Output every record below exactly as it appears.

(Records about charts and figures)
++++++++

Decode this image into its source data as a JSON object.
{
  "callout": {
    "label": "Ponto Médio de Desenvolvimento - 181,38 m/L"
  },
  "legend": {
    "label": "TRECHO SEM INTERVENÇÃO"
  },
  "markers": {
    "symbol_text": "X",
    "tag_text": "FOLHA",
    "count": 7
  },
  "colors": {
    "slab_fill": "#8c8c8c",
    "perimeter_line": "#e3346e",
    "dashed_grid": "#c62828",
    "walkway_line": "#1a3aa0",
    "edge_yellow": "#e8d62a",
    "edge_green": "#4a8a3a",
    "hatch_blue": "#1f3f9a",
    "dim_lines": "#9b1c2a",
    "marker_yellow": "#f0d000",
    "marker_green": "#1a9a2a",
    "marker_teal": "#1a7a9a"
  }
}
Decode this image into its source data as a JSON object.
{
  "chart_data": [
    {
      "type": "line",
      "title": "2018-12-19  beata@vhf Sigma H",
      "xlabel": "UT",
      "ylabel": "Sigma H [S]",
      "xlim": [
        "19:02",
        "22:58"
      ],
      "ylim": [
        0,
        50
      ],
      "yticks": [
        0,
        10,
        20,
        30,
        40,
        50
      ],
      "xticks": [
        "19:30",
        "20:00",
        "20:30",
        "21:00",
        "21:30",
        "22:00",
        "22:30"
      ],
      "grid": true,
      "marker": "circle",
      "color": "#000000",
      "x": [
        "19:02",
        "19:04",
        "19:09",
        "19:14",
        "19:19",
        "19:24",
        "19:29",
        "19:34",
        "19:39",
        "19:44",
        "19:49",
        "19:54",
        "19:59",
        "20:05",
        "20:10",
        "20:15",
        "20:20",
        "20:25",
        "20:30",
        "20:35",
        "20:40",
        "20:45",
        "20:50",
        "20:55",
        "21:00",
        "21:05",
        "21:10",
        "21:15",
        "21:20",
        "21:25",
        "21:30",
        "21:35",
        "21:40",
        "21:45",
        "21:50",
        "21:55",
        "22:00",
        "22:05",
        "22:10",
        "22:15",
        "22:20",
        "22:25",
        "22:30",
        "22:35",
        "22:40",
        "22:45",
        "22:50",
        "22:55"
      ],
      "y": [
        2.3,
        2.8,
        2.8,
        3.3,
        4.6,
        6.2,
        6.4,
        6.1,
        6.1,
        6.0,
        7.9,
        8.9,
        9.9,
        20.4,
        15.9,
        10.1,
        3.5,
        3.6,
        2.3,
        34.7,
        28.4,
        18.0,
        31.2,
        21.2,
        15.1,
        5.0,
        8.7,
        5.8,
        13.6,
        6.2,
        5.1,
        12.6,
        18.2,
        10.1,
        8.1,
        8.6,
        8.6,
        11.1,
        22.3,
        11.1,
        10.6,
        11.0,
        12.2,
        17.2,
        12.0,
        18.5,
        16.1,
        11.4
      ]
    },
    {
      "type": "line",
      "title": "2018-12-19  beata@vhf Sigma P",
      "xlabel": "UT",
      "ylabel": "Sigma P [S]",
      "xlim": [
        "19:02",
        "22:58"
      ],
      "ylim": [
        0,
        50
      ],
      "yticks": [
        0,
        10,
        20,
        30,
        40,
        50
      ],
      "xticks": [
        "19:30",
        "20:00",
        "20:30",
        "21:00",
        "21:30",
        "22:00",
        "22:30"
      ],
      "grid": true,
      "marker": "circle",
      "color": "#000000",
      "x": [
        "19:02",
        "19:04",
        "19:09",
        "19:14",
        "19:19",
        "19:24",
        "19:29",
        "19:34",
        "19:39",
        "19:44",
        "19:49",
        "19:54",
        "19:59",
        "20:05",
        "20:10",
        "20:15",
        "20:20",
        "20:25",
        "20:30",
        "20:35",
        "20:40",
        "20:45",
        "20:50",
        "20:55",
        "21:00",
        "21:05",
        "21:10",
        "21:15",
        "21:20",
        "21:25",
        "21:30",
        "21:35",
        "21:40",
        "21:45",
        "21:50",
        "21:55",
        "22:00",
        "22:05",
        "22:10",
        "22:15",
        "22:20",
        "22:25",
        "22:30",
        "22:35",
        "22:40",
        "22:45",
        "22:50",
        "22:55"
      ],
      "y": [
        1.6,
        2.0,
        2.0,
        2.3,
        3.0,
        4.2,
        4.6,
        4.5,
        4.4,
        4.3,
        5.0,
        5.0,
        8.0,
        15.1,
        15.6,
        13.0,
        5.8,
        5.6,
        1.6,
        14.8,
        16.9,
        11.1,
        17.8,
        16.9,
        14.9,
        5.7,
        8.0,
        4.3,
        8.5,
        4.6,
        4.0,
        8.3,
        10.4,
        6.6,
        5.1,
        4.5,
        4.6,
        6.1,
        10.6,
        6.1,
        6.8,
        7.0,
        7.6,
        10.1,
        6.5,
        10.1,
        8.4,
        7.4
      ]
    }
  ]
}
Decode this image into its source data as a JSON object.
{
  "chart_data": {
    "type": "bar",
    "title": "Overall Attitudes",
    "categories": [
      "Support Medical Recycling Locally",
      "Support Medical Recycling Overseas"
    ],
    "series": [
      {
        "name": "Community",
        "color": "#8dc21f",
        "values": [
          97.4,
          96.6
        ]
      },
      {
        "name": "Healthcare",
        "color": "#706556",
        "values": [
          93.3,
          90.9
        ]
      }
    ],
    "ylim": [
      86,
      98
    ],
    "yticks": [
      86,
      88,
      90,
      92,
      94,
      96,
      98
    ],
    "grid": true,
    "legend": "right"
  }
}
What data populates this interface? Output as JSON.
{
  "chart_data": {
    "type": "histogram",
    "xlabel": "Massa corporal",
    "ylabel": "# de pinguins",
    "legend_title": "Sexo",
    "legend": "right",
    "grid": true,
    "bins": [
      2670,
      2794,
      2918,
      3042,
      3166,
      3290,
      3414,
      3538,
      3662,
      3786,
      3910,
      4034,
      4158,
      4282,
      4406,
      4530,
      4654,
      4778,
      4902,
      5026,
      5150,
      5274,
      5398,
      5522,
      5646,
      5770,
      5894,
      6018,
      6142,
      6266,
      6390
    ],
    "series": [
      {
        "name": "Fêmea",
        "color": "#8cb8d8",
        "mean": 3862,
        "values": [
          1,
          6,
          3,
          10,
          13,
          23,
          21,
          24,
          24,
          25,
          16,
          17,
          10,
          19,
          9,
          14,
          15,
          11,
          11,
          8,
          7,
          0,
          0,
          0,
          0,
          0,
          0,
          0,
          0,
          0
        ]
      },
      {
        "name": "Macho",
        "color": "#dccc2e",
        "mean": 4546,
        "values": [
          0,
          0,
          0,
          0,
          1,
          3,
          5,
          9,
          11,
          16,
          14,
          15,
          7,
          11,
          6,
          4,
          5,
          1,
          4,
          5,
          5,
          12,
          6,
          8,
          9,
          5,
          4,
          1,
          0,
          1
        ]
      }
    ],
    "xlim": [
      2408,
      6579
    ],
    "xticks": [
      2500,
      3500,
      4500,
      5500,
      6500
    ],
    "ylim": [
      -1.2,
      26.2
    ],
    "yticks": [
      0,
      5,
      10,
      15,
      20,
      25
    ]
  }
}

++++++++

Exercise answer =>
Decode this image into its source data as a JSON object.
{
  "callout": {
    "label": "Ponto Médio de Desenvolvimento - 181,38 m/L"
  },
  "legend": {
    "label": "TRECHO SEM INTERVENÇÃO"
  },
  "markers": {
    "symbol_text": "X",
    "tag_text": "FOLHA",
    "count": 7
  },
  "colors": {
    "slab_fill": "#8c8c8c",
    "perimeter_line": "#e3346e",
    "dashed_grid": "#c62828",
    "walkway_line": "#1a3aa0",
    "edge_yellow": "#e8d62a",
    "edge_green": "#4a8a3a",
    "hatch_blue": "#1f3f9a",
    "dim_lines": "#9b1c2a",
    "marker_yellow": "#f0d000",
    "marker_green": "#1a9a2a",
    "marker_teal": "#1a7a9a"
  }
}
Decode this image into its source data as a JSON object.
{
  "chart_data": [
    {
      "type": "line",
      "title": "2018-12-19  beata@vhf Sigma H",
      "xlabel": "UT",
      "ylabel": "Sigma H [S]",
      "xlim": [
        "19:02",
        "22:58"
      ],
      "ylim": [
        0,
        50
      ],
      "yticks": [
        0,
        10,
        20,
        30,
        40,
        50
      ],
      "xticks": [
        "19:30",
        "20:00",
        "20:30",
        "21:00",
        "21:30",
        "22:00",
        "22:30"
      ],
      "grid": true,
      "marker": "circle",
      "color": "#000000",
      "x": [
        "19:02",
        "19:04",
        "19:09",
        "19:14",
        "19:19",
        "19:24",
        "19:29",
        "19:34",
        "19:39",
        "19:44",
        "19:49",
        "19:54",
        "19:59",
        "20:05",
        "20:10",
        "20:15",
        "20:20",
        "20:25",
        "20:30",
        "20:35",
        "20:40",
        "20:45",
        "20:50",
        "20:55",
        "21:00",
        "21:05",
        "21:10",
        "21:15",
        "21:20",
        "21:25",
        "21:30",
        "21:35",
        "21:40",
        "21:45",
        "21:50",
        "21:55",
        "22:00",
        "22:05",
        "22:10",
        "22:15",
        "22:20",
        "22:25",
        "22:30",
        "22:35",
        "22:40",
        "22:45",
        "22:50",
        "22:55"
      ],
      "y": [
        2.3,
        2.8,
        2.8,
        3.3,
        4.6,
        6.2,
        6.4,
        6.1,
        6.1,
        6.0,
        7.9,
        8.9,
        9.9,
        20.4,
        15.9,
        10.1,
        3.5,
        3.6,
        2.3,
        34.7,
        28.4,
        18.0,
        31.2,
        21.2,
        15.1,
        5.0,
        8.7,
        5.8,
        13.6,
        6.2,
        5.1,
        12.6,
        18.2,
        10.1,
        8.1,
        8.6,
        8.6,
        11.1,
        22.3,
        11.1,
        10.6,
        11.0,
        12.2,
        17.2,
        12.0,
        18.5,
        16.1,
        11.4
      ]
    },
    {
      "type": "line",
      "title": "2018-12-19  beata@vhf Sigma P",
      "xlabel": "UT",
      "ylabel": "Sigma P [S]",
      "xlim": [
        "19:02",
        "22:58"
      ],
      "ylim": [
        0,
        50
      ],
      "yticks": [
        0,
        10,
        20,
        30,
        40,
        50
      ],
      "xticks": [
        "19:30",
        "20:00",
        "20:30",
        "21:00",
        "21:30",
        "22:00",
        "22:30"
      ],
      "grid": true,
      "marker": "circle",
      "color": "#000000",
      "x": [
        "19:02",
        "19:04",
        "19:09",
        "19:14",
        "19:19",
        "19:24",
        "19:29",
        "19:34",
        "19:39",
        "19:44",
        "19:49",
        "19:54",
        "19:59",
        "20:05",
        "20:10",
        "20:15",
        "20:20",
        "20:25",
        "20:30",
        "20:35",
        "20:40",
        "20:45",
        "20:50",
        "20:55",
        "21:00",
        "21:05",
        "21:10",
        "21:15",
        "21:20",
        "21:25",
        "21:30",
        "21:35",
        "21:40",
        "21:45",
        "21:50",
        "21:55",
        "22:00",
        "22:05",
        "22:10",
        "22:15",
        "22:20",
        "22:25",
        "22:30",
        "22:35",
        "22:40",
        "22:45",
        "22:50",
        "22:55"
      ],
      "y": [
        1.6,
        2.0,
        2.0,
        2.3,
        3.0,
        4.2,
        4.6,
        4.5,
        4.4,
        4.3,
        5.0,
        5.0,
        8.0,
        15.1,
        15.6,
        13.0,
        5.8,
        5.6,
        1.6,
        14.8,
        16.9,
        11.1,
        17.8,
        16.9,
        14.9,
        5.7,
        8.0,
        4.3,
        8.5,
        4.6,
        4.0,
        8.3,
        10.4,
        6.6,
        5.1,
        4.5,
        4.6,
        6.1,
        10.6,
        6.1,
        6.8,
        7.0,
        7.6,
        10.1,
        6.5,
        10.1,
        8.4,
        7.4
      ]
    }
  ]
}
Decode this image into its source data as a JSON object.
{
  "chart_data": {
    "type": "bar",
    "title": "Overall Attitudes",
    "categories": [
      "Support Medical Recycling Locally",
      "Support Medical Recycling Overseas"
    ],
    "series": [
      {
        "name": "Community",
        "color": "#8dc21f",
        "values": [
          97.4,
          96.6
        ]
      },
      {
        "name": "Healthcare",
        "color": "#706556",
        "values": [
          93.3,
          90.9
        ]
      }
    ],
    "ylim": [
      86,
      98
    ],
    "yticks": [
      86,
      88,
      90,
      92,
      94,
      96,
      98
    ],
    "grid": true,
    "legend": "right"
  }
}
What data populates this interface? Output as JSON.
{
  "chart_data": {
    "type": "histogram",
    "xlabel": "Massa corporal",
    "ylabel": "# de pinguins",
    "legend_title": "Sexo",
    "legend": "right",
    "grid": true,
    "bins": [
      2670,
      2794,
      2918,
      3042,
      3166,
      3290,
      3414,
      3538,
      3662,
      3786,
      3910,
      4034,
      4158,
      4282,
      4406,
      4530,
      4654,
      4778,
      4902,
      5026,
      5150,
      5274,
      5398,
      5522,
      5646,
      5770,
      5894,
      6018,
      6142,
      6266,
      6390
    ],
    "series": [
      {
        "name": "Fêmea",
        "color": "#8cb8d8",
        "mean": 3862,
        "values": [
          1,
          6,
          3,
          10,
          13,
          23,
          21,
          24,
          24,
          25,
          16,
          17,
          10,
          19,
          9,
          14,
          15,
          11,
          11,
          8,
          7,
          0,
          0,
          0,
          0,
          0,
          0,
          0,
          0,
          0
        ]
      },
      {
        "name": "Macho",
        "color": "#dccc2e",
        "mean": 4546,
        "values": [
          0,
          0,
          0,
          0,
          1,
          3,
          5,
          9,
          11,
          16,
          14,
          15,
          7,
          11,
          6,
          4,
          5,
          1,
          4,
          5,
          5,
          12,
          6,
          8,
          9,
          5,
          4,
          1,
          0,
          1
        ]
      }
    ],
    "xlim": [
      2408,
      6579
    ],
    "xticks": [
      2500,
      3500,
      4500,
      5500,
      6500
    ],
    "ylim": [
      -1.2,
      26.2
    ],
    "yticks": [
      0,
      5,
      10,
      15,
      20,
      25
    ]
  }
}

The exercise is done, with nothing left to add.